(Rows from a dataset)
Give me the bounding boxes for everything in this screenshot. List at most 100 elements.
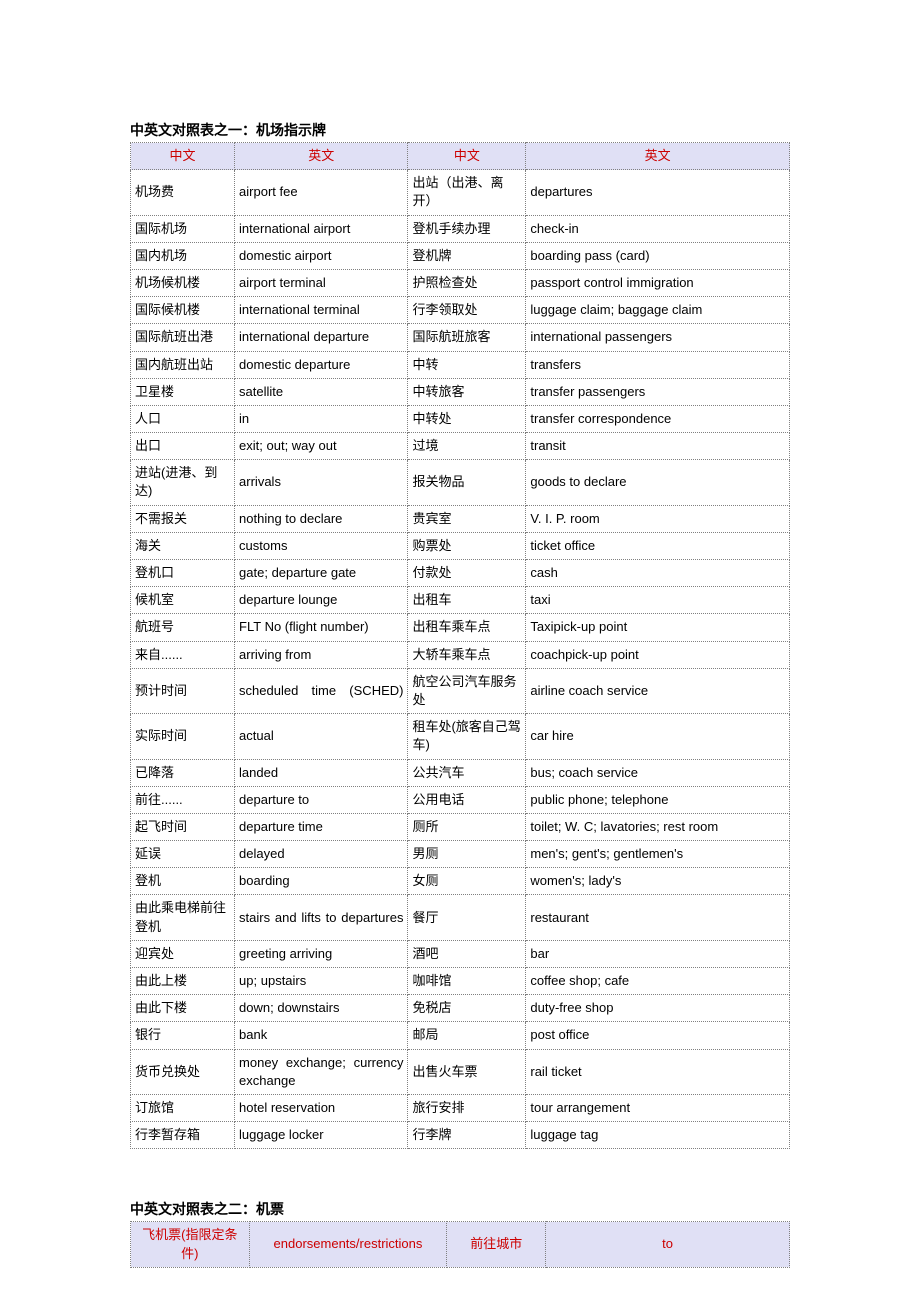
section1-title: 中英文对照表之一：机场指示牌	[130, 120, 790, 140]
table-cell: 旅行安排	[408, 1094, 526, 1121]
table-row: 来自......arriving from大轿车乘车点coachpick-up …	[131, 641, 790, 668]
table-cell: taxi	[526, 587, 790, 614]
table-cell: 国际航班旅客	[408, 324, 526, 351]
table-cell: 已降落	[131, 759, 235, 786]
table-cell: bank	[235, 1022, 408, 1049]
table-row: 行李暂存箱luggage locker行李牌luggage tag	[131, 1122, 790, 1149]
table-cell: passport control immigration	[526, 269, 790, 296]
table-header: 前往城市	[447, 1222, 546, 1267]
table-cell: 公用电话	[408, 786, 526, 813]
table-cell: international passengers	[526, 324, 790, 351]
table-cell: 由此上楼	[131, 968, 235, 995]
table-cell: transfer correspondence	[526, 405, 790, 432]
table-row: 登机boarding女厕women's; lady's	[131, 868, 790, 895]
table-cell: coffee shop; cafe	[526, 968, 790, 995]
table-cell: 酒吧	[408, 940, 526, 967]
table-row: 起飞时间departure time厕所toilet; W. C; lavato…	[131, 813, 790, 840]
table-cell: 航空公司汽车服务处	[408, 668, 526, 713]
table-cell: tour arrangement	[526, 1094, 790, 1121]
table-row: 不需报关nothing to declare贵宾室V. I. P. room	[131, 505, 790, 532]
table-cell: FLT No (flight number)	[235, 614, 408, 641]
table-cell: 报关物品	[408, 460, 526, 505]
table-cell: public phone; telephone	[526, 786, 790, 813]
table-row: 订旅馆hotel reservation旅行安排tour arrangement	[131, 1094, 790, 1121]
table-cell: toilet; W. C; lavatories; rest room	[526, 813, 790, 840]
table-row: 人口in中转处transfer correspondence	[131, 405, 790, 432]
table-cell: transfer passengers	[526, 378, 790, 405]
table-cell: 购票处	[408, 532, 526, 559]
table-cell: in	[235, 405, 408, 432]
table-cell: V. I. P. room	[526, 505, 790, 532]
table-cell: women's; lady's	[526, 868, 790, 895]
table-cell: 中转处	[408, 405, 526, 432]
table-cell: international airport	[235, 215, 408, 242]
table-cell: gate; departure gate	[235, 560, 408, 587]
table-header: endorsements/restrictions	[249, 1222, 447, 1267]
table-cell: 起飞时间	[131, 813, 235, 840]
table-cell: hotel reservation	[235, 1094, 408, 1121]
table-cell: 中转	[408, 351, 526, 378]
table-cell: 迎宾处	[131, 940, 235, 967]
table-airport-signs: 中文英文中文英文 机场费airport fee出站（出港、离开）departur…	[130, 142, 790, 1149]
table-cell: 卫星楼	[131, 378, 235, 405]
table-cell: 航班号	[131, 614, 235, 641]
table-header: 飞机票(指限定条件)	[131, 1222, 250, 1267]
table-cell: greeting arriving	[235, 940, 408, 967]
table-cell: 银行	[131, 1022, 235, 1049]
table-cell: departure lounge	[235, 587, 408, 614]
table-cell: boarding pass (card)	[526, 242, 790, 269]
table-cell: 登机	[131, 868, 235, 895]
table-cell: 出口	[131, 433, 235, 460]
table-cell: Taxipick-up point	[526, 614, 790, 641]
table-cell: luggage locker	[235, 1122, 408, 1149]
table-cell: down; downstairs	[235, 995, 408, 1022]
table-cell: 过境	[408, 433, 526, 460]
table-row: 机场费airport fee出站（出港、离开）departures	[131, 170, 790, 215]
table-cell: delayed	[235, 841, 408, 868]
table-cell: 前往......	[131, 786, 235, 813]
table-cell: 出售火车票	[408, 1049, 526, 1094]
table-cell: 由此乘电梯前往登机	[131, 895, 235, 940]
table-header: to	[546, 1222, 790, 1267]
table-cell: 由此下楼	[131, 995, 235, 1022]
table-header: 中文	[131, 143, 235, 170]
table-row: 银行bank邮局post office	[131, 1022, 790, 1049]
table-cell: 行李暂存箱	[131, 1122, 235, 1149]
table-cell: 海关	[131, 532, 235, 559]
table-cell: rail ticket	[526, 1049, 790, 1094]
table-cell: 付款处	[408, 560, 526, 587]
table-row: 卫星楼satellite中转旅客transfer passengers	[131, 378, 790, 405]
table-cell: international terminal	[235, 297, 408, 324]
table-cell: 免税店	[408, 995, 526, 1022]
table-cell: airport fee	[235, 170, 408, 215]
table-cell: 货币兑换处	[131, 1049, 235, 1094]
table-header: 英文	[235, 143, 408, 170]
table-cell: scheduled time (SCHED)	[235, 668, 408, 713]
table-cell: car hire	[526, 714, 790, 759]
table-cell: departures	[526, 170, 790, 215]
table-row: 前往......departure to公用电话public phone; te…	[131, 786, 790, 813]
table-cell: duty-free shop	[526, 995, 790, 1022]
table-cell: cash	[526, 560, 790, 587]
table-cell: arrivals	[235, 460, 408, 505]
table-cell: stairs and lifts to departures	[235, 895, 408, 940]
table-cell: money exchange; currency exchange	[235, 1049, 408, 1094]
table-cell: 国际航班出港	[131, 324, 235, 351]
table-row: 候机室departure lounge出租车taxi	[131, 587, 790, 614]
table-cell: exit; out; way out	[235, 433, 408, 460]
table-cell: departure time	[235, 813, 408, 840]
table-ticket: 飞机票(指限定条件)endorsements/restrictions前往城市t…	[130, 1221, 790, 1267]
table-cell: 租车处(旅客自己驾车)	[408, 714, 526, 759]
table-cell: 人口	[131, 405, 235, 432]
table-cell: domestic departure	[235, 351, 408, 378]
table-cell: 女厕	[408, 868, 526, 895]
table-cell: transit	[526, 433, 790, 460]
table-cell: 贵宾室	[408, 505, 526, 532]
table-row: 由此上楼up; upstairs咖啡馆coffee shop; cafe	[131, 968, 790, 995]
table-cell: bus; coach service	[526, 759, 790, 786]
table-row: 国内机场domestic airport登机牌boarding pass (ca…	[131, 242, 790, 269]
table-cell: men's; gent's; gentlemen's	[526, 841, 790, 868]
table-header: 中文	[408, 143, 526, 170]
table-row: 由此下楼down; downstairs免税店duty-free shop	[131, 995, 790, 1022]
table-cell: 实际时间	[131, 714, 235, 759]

* Problem details: Reproduce every line of the material above word for word, leaving out the pictures.

* The reply:
Give me the bounding boxes for everything in this screenshot. List at most 100 elements.
section1-title: 中英文对照表之一：机场指示牌	[130, 120, 790, 140]
table-cell: 旅行安排	[408, 1094, 526, 1121]
table-row: 来自......arriving from大轿车乘车点coachpick-up …	[131, 641, 790, 668]
table-cell: taxi	[526, 587, 790, 614]
table-cell: 国际航班旅客	[408, 324, 526, 351]
table-cell: 已降落	[131, 759, 235, 786]
table-cell: bank	[235, 1022, 408, 1049]
table-row: 行李暂存箱luggage locker行李牌luggage tag	[131, 1122, 790, 1149]
table-cell: passport control immigration	[526, 269, 790, 296]
table-header: 前往城市	[447, 1222, 546, 1267]
table-cell: 公用电话	[408, 786, 526, 813]
table-cell: international passengers	[526, 324, 790, 351]
table-cell: 由此上楼	[131, 968, 235, 995]
table-cell: transfer correspondence	[526, 405, 790, 432]
table-row: 登机boarding女厕women's; lady's	[131, 868, 790, 895]
table-cell: coffee shop; cafe	[526, 968, 790, 995]
table-cell: 酒吧	[408, 940, 526, 967]
table-row: 起飞时间departure time厕所toilet; W. C; lavato…	[131, 813, 790, 840]
table-cell: 航空公司汽车服务处	[408, 668, 526, 713]
table-cell: tour arrangement	[526, 1094, 790, 1121]
table-row: 不需报关nothing to declare贵宾室V. I. P. room	[131, 505, 790, 532]
table-cell: FLT No (flight number)	[235, 614, 408, 641]
table-cell: 报关物品	[408, 460, 526, 505]
table-cell: public phone; telephone	[526, 786, 790, 813]
table-row: 订旅馆hotel reservation旅行安排tour arrangement	[131, 1094, 790, 1121]
table-cell: toilet; W. C; lavatories; rest room	[526, 813, 790, 840]
table-row: 人口in中转处transfer correspondence	[131, 405, 790, 432]
table-cell: transfer passengers	[526, 378, 790, 405]
table-cell: 购票处	[408, 532, 526, 559]
table-cell: in	[235, 405, 408, 432]
table-cell: V. I. P. room	[526, 505, 790, 532]
table-cell: women's; lady's	[526, 868, 790, 895]
table-cell: 中转处	[408, 405, 526, 432]
table-cell: international airport	[235, 215, 408, 242]
table-cell: gate; departure gate	[235, 560, 408, 587]
table-header: endorsements/restrictions	[249, 1222, 447, 1267]
table-cell: 起飞时间	[131, 813, 235, 840]
table-cell: hotel reservation	[235, 1094, 408, 1121]
table-cell: 中转	[408, 351, 526, 378]
table-cell: 迎宾处	[131, 940, 235, 967]
table-airport-signs: 中文英文中文英文 机场费airport fee出站（出港、离开）departur…	[130, 142, 790, 1149]
table-cell: 卫星楼	[131, 378, 235, 405]
table-cell: 航班号	[131, 614, 235, 641]
table-header: 飞机票(指限定条件)	[131, 1222, 250, 1267]
table-cell: greeting arriving	[235, 940, 408, 967]
table-cell: 银行	[131, 1022, 235, 1049]
table-cell: departure lounge	[235, 587, 408, 614]
table-cell: boarding pass (card)	[526, 242, 790, 269]
table-cell: 登机	[131, 868, 235, 895]
table-cell: 出口	[131, 433, 235, 460]
table-cell: Taxipick-up point	[526, 614, 790, 641]
table-cell: luggage locker	[235, 1122, 408, 1149]
table-cell: down; downstairs	[235, 995, 408, 1022]
table-cell: 过境	[408, 433, 526, 460]
table-row: 机场费airport fee出站（出港、离开）departures	[131, 170, 790, 215]
table-cell: delayed	[235, 841, 408, 868]
table-cell: 前往......	[131, 786, 235, 813]
table-cell: 出售火车票	[408, 1049, 526, 1094]
table-cell: 由此乘电梯前往登机	[131, 895, 235, 940]
table-header: to	[546, 1222, 790, 1267]
table-cell: 由此下楼	[131, 995, 235, 1022]
table-header: 中文	[131, 143, 235, 170]
table-row: 银行bank邮局post office	[131, 1022, 790, 1049]
table-cell: 行李暂存箱	[131, 1122, 235, 1149]
table-cell: 海关	[131, 532, 235, 559]
table-cell: rail ticket	[526, 1049, 790, 1094]
table-cell: 付款处	[408, 560, 526, 587]
table-row: 卫星楼satellite中转旅客transfer passengers	[131, 378, 790, 405]
table-cell: international terminal	[235, 297, 408, 324]
table-cell: 免税店	[408, 995, 526, 1022]
table-cell: airport fee	[235, 170, 408, 215]
table-cell: 货币兑换处	[131, 1049, 235, 1094]
table-header: 英文	[235, 143, 408, 170]
table-cell: scheduled time (SCHED)	[235, 668, 408, 713]
table-cell: car hire	[526, 714, 790, 759]
table-cell: departures	[526, 170, 790, 215]
table-row: 前往......departure to公用电话public phone; te…	[131, 786, 790, 813]
table-cell: duty-free shop	[526, 995, 790, 1022]
table-cell: cash	[526, 560, 790, 587]
table-cell: arrivals	[235, 460, 408, 505]
table-cell: stairs and lifts to departures	[235, 895, 408, 940]
table-cell: money exchange; currency exchange	[235, 1049, 408, 1094]
table-cell: 国际航班出港	[131, 324, 235, 351]
table-row: 候机室departure lounge出租车taxi	[131, 587, 790, 614]
table-cell: exit; out; way out	[235, 433, 408, 460]
table-cell: departure time	[235, 813, 408, 840]
table-ticket: 飞机票(指限定条件)endorsements/restrictions前往城市t…	[130, 1221, 790, 1267]
table-cell: 租车处(旅客自己驾车)	[408, 714, 526, 759]
table-cell: 人口	[131, 405, 235, 432]
table-cell: domestic departure	[235, 351, 408, 378]
table-cell: 女厕	[408, 868, 526, 895]
table-cell: transit	[526, 433, 790, 460]
table-cell: 贵宾室	[408, 505, 526, 532]
table-row: 由此上楼up; upstairs咖啡馆coffee shop; cafe	[131, 968, 790, 995]
table-cell: bus; coach service	[526, 759, 790, 786]
table-row: 国内机场domestic airport登机牌boarding pass (ca…	[131, 242, 790, 269]
table-cell: men's; gent's; gentlemen's	[526, 841, 790, 868]
table-header: 中文	[408, 143, 526, 170]
table-row: 由此下楼down; downstairs免税店duty-free shop	[131, 995, 790, 1022]
table-cell: 实际时间	[131, 714, 235, 759]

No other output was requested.